**Exercise details**
The records below should be written out again, exactly.

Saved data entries
· · · · ·
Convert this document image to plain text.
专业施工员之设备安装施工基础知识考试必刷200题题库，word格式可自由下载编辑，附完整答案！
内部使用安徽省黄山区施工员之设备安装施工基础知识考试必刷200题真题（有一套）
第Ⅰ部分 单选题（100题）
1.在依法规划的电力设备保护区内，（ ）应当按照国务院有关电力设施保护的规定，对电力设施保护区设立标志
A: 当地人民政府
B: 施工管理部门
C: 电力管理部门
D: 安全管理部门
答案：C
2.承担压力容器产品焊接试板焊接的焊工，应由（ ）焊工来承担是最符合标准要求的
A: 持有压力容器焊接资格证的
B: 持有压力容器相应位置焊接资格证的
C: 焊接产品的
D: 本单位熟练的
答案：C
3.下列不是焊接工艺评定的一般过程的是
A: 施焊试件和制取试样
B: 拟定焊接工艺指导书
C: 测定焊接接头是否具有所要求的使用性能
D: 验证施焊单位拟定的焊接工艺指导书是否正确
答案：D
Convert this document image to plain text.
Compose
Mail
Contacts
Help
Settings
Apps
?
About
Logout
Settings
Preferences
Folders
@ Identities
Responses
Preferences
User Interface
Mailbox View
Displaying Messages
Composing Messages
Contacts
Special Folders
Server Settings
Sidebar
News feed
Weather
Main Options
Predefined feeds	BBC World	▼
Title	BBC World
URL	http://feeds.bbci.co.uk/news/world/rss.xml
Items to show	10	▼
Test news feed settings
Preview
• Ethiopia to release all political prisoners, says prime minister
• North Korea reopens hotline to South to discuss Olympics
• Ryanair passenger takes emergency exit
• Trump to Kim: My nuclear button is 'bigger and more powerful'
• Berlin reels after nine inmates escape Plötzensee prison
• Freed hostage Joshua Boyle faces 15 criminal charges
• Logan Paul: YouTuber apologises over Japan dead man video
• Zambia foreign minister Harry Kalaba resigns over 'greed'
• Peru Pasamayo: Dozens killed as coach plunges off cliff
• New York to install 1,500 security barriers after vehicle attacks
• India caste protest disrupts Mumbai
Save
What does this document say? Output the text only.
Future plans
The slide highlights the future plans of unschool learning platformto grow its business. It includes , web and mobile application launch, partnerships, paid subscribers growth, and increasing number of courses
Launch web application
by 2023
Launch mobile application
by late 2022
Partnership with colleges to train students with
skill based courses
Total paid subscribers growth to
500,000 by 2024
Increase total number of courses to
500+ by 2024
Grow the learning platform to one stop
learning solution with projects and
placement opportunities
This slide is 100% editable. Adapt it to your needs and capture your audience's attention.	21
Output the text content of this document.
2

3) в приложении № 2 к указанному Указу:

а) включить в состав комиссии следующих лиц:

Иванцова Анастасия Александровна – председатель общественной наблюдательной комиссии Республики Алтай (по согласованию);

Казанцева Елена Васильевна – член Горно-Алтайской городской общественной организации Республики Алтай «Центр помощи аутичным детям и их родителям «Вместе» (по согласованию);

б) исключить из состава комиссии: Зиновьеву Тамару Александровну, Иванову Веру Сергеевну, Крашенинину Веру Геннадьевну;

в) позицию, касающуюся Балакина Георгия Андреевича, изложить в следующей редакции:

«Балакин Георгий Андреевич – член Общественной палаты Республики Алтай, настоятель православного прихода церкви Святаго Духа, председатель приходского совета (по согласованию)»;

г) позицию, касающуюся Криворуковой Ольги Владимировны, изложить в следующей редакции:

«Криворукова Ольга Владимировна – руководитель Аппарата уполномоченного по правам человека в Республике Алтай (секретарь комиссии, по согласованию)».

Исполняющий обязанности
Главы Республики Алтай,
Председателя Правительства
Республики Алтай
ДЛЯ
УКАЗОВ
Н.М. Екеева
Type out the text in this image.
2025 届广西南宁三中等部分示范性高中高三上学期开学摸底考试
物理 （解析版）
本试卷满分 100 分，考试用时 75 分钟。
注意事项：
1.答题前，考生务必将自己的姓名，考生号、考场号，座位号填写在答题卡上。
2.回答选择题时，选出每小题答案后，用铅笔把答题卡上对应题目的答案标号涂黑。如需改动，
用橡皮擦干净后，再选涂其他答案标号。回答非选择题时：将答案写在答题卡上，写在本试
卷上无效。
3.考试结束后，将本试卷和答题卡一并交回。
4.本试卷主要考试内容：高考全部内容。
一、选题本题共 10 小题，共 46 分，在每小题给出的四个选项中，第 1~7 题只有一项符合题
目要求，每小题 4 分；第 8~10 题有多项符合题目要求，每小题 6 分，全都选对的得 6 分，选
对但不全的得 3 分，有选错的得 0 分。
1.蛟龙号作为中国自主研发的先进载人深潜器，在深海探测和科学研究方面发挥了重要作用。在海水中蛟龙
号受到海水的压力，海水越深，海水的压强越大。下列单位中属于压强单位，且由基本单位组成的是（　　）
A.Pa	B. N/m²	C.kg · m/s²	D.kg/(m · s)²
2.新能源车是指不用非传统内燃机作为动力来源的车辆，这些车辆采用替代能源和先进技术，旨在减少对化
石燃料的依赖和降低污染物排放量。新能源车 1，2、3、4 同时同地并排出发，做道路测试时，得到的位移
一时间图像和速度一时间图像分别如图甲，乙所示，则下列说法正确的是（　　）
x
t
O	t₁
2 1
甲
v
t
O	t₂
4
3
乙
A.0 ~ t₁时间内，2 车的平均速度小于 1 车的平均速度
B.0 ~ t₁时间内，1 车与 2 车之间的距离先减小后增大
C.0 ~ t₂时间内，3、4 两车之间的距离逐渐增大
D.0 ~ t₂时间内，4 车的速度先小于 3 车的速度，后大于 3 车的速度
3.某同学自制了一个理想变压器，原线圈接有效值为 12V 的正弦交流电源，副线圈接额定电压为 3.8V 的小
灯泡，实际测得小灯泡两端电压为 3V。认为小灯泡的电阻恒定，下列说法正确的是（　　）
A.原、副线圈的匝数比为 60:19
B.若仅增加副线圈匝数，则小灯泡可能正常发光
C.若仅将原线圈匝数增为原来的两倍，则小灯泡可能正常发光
· · · · ·
**Result for this exercise**
Convert this document image to plain text.
专业施工员之设备安装施工基础知识考试必刷200题题库，word格式可自由下载编辑，附完整答案！
内部使用安徽省黄山区施工员之设备安装施工基础知识考试必刷200题真题（有一套）
第Ⅰ部分 单选题（100题）
1.在依法规划的电力设备保护区内，（ ）应当按照国务院有关电力设施保护的规定，对电力设施保护区设立标志
A: 当地人民政府
B: 施工管理部门
C: 电力管理部门
D: 安全管理部门
答案：C
2.承担压力容器产品焊接试板焊接的焊工，应由（ ）焊工来承担是最符合标准要求的
A: 持有压力容器焊接资格证的
B: 持有压力容器相应位置焊接资格证的
C: 焊接产品的
D: 本单位熟练的
答案：C
3.下列不是焊接工艺评定的一般过程的是
A: 施焊试件和制取试样
B: 拟定焊接工艺指导书
C: 测定焊接接头是否具有所要求的使用性能
D: 验证施焊单位拟定的焊接工艺指导书是否正确
答案：D
Convert this document image to plain text.
Compose
Mail
Contacts
Help
Settings
Apps
?
About
Logout
Settings
Preferences
Folders
@ Identities
Responses
Preferences
User Interface
Mailbox View
Displaying Messages
Composing Messages
Contacts
Special Folders
Server Settings
Sidebar
News feed
Weather
Main Options
Predefined feeds	BBC World	▼
Title	BBC World
URL	http://feeds.bbci.co.uk/news/world/rss.xml
Items to show	10	▼
Test news feed settings
Preview
• Ethiopia to release all political prisoners, says prime minister
• North Korea reopens hotline to South to discuss Olympics
• Ryanair passenger takes emergency exit
• Trump to Kim: My nuclear button is 'bigger and more powerful'
• Berlin reels after nine inmates escape Plötzensee prison
• Freed hostage Joshua Boyle faces 15 criminal charges
• Logan Paul: YouTuber apologises over Japan dead man video
• Zambia foreign minister Harry Kalaba resigns over 'greed'
• Peru Pasamayo: Dozens killed as coach plunges off cliff
• New York to install 1,500 security barriers after vehicle attacks
• India caste protest disrupts Mumbai
Save
What does this document say? Output the text only.
Future plans
The slide highlights the future plans of unschool learning platformto grow its business. It includes , web and mobile application launch, partnerships, paid subscribers growth, and increasing number of courses
Launch web application
by 2023
Launch mobile application
by late 2022
Partnership with colleges to train students with
skill based courses
Total paid subscribers growth to
500,000 by 2024
Increase total number of courses to
500+ by 2024
Grow the learning platform to one stop
learning solution with projects and
placement opportunities
This slide is 100% editable. Adapt it to your needs and capture your audience's attention.	21
Output the text content of this document.
2

3) в приложении № 2 к указанному Указу:

а) включить в состав комиссии следующих лиц:

Иванцова Анастасия Александровна – председатель общественной наблюдательной комиссии Республики Алтай (по согласованию);

Казанцева Елена Васильевна – член Горно-Алтайской городской общественной организации Республики Алтай «Центр помощи аутичным детям и их родителям «Вместе» (по согласованию);

б) исключить из состава комиссии: Зиновьеву Тамару Александровну, Иванову Веру Сергеевну, Крашенинину Веру Геннадьевну;

в) позицию, касающуюся Балакина Георгия Андреевича, изложить в следующей редакции:

«Балакин Георгий Андреевич – член Общественной палаты Республики Алтай, настоятель православного прихода церкви Святаго Духа, председатель приходского совета (по согласованию)»;

г) позицию, касающуюся Криворуковой Ольги Владимировны, изложить в следующей редакции:

«Криворукова Ольга Владимировна – руководитель Аппарата уполномоченного по правам человека в Республике Алтай (секретарь комиссии, по согласованию)».

Исполняющий обязанности
Главы Республики Алтай,
Председателя Правительства
Республики Алтай
ДЛЯ
УКАЗОВ
Н.М. Екеева
Type out the text in this image.
2025 届广西南宁三中等部分示范性高中高三上学期开学摸底考试
物理 （解析版）
本试卷满分 100 分，考试用时 75 分钟。
注意事项：
1.答题前，考生务必将自己的姓名，考生号、考场号，座位号填写在答题卡上。
2.回答选择题时，选出每小题答案后，用铅笔把答题卡上对应题目的答案标号涂黑。如需改动，
用橡皮擦干净后，再选涂其他答案标号。回答非选择题时：将答案写在答题卡上，写在本试
卷上无效。
3.考试结束后，将本试卷和答题卡一并交回。
4.本试卷主要考试内容：高考全部内容。
一、选题本题共 10 小题，共 46 分，在每小题给出的四个选项中，第 1~7 题只有一项符合题
目要求，每小题 4 分；第 8~10 题有多项符合题目要求，每小题 6 分，全都选对的得 6 分，选
对但不全的得 3 分，有选错的得 0 分。
1.蛟龙号作为中国自主研发的先进载人深潜器，在深海探测和科学研究方面发挥了重要作用。在海水中蛟龙
号受到海水的压力，海水越深，海水的压强越大。下列单位中属于压强单位，且由基本单位组成的是（　　）
A.Pa	B. N/m²	C.kg · m/s²	D.kg/(m · s)²
2.新能源车是指不用非传统内燃机作为动力来源的车辆，这些车辆采用替代能源和先进技术，旨在减少对化
石燃料的依赖和降低污染物排放量。新能源车 1，2、3、4 同时同地并排出发，做道路测试时，得到的位移
一时间图像和速度一时间图像分别如图甲，乙所示，则下列说法正确的是（　　）
x
t
O	t₁
2 1
甲
v
t
O	t₂
4
3
乙
A.0 ~ t₁时间内，2 车的平均速度小于 1 车的平均速度
B.0 ~ t₁时间内，1 车与 2 车之间的距离先减小后增大
C.0 ~ t₂时间内，3、4 两车之间的距离逐渐增大
D.0 ~ t₂时间内，4 车的速度先小于 3 车的速度，后大于 3 车的速度
3.某同学自制了一个理想变压器，原线圈接有效值为 12V 的正弦交流电源，副线圈接额定电压为 3.8V 的小
灯泡，实际测得小灯泡两端电压为 3V。认为小灯泡的电阻恒定，下列说法正确的是（　　）
A.原、副线圈的匝数比为 60:19
B.若仅增加副线圈匝数，则小灯泡可能正常发光
C.若仅将原线圈匝数增为原来的两倍，则小灯泡可能正常发光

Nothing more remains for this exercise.